**** Record set

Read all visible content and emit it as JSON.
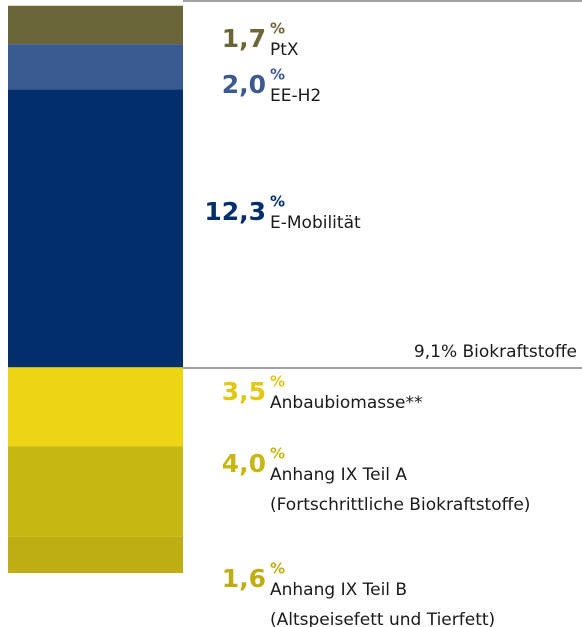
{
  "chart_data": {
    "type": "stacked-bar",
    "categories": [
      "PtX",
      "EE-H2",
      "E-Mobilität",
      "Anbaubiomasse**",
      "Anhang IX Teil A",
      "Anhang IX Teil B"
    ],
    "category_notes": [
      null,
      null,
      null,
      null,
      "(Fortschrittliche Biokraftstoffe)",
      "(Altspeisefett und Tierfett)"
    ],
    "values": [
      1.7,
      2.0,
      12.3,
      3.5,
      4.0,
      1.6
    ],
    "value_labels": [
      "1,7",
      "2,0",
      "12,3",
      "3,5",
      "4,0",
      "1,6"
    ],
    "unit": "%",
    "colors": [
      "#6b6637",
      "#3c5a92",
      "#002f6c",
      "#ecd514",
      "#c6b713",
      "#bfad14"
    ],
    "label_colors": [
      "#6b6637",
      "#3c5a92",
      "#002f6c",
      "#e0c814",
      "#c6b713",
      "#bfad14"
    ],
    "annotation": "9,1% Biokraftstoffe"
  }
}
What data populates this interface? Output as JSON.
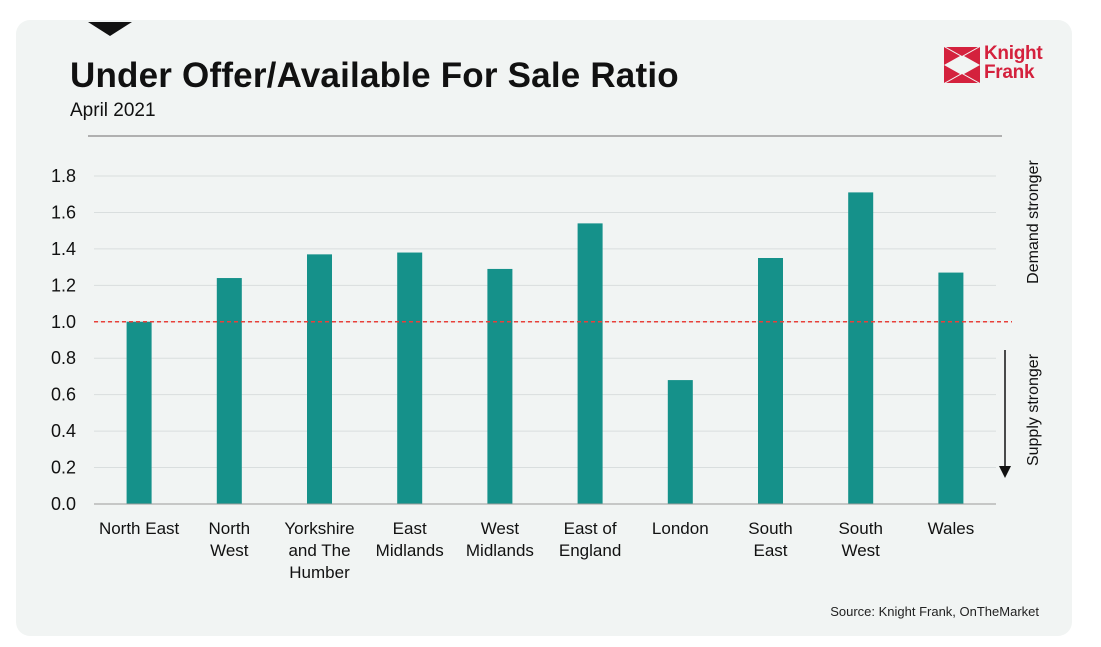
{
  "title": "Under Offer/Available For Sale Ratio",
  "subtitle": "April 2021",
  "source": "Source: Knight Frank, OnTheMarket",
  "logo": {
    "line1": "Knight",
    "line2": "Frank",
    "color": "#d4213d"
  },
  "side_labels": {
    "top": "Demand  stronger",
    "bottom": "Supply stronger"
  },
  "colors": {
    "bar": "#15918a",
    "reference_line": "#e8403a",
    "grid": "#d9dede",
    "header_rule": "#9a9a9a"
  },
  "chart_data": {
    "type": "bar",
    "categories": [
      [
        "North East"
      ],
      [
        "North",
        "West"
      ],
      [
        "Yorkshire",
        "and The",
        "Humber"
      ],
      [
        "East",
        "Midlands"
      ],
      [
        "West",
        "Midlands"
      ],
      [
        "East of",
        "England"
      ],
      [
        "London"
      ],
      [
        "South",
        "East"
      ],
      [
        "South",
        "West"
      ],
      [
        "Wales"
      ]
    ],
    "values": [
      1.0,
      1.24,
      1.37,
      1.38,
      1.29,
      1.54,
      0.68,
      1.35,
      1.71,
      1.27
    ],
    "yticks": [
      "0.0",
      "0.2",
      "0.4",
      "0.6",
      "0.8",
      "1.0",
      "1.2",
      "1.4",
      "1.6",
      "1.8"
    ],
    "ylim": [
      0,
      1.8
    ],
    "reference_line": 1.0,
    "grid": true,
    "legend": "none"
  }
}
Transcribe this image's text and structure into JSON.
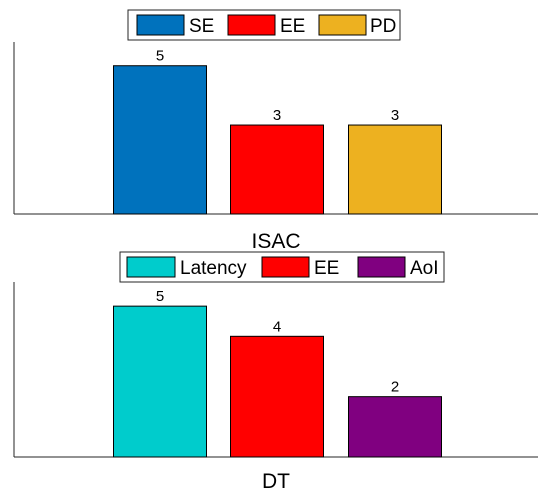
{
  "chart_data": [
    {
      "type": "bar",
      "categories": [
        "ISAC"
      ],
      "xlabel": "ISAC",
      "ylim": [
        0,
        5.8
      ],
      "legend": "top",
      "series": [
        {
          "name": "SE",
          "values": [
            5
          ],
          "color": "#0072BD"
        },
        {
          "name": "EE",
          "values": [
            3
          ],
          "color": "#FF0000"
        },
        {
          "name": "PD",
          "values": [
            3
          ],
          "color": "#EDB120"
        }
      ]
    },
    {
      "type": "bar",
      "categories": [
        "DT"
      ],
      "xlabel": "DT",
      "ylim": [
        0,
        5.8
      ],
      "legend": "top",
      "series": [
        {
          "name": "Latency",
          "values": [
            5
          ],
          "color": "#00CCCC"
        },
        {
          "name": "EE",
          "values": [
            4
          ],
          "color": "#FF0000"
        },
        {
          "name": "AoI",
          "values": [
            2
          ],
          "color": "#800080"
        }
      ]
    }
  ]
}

********

▶ _Task description_
Quote all the records verbatim, dropping any pictures from your copy.

▶ _The completed task_
Read all visible content and emit it as JSON.
{
  "chart_data": {
    "type": "stacked-bar",
    "categories": [
      "PtX",
      "EE-H2",
      "E-Mobilität",
      "Anbaubiomasse**",
      "Anhang IX Teil A",
      "Anhang IX Teil B"
    ],
    "category_notes": [
      null,
      null,
      null,
      null,
      "(Fortschrittliche Biokraftstoffe)",
      "(Altspeisefett und Tierfett)"
    ],
    "values": [
      1.7,
      2.0,
      12.3,
      3.5,
      4.0,
      1.6
    ],
    "value_labels": [
      "1,7",
      "2,0",
      "12,3",
      "3,5",
      "4,0",
      "1,6"
    ],
    "unit": "%",
    "colors": [
      "#6b6637",
      "#3c5a92",
      "#002f6c",
      "#ecd514",
      "#c6b713",
      "#bfad14"
    ],
    "label_colors": [
      "#6b6637",
      "#3c5a92",
      "#002f6c",
      "#e0c814",
      "#c6b713",
      "#bfad14"
    ],
    "annotation": "9,1% Biokraftstoffe"
  }
}
What data populates this interface? Output as JSON.
{
  "title": "Under Offer/Available For Sale Ratio",
  "subtitle": "April 2021",
  "source": "Source: Knight Frank, OnTheMarket",
  "logo": {
    "line1": "Knight",
    "line2": "Frank",
    "color": "#d4213d"
  },
  "side_labels": {
    "top": "Demand  stronger",
    "bottom": "Supply stronger"
  },
  "colors": {
    "bar": "#15918a",
    "reference_line": "#e8403a",
    "grid": "#d9dede",
    "header_rule": "#9a9a9a"
  },
  "chart_data": {
    "type": "bar",
    "categories": [
      [
        "North East"
      ],
      [
        "North",
        "West"
      ],
      [
        "Yorkshire",
        "and The",
        "Humber"
      ],
      [
        "East",
        "Midlands"
      ],
      [
        "West",
        "Midlands"
      ],
      [
        "East of",
        "England"
      ],
      [
        "London"
      ],
      [
        "South",
        "East"
      ],
      [
        "South",
        "West"
      ],
      [
        "Wales"
      ]
    ],
    "values": [
      1.0,
      1.24,
      1.37,
      1.38,
      1.29,
      1.54,
      0.68,
      1.35,
      1.71,
      1.27
    ],
    "yticks": [
      "0.0",
      "0.2",
      "0.4",
      "0.6",
      "0.8",
      "1.0",
      "1.2",
      "1.4",
      "1.6",
      "1.8"
    ],
    "ylim": [
      0,
      1.8
    ],
    "reference_line": 1.0,
    "grid": true,
    "legend": "none"
  }
}
Transcribe this image's text and structure into JSON.
{
  "chart_data": [
    {
      "type": "bar",
      "categories": [
        "ISAC"
      ],
      "xlabel": "ISAC",
      "ylim": [
        0,
        5.8
      ],
      "legend": "top",
      "series": [
        {
          "name": "SE",
          "values": [
            5
          ],
          "color": "#0072BD"
        },
        {
          "name": "EE",
          "values": [
            3
          ],
          "color": "#FF0000"
        },
        {
          "name": "PD",
          "values": [
            3
          ],
          "color": "#EDB120"
        }
      ]
    },
    {
      "type": "bar",
      "categories": [
        "DT"
      ],
      "xlabel": "DT",
      "ylim": [
        0,
        5.8
      ],
      "legend": "top",
      "series": [
        {
          "name": "Latency",
          "values": [
            5
          ],
          "color": "#00CCCC"
        },
        {
          "name": "EE",
          "values": [
            4
          ],
          "color": "#FF0000"
        },
        {
          "name": "AoI",
          "values": [
            2
          ],
          "color": "#800080"
        }
      ]
    }
  ]
}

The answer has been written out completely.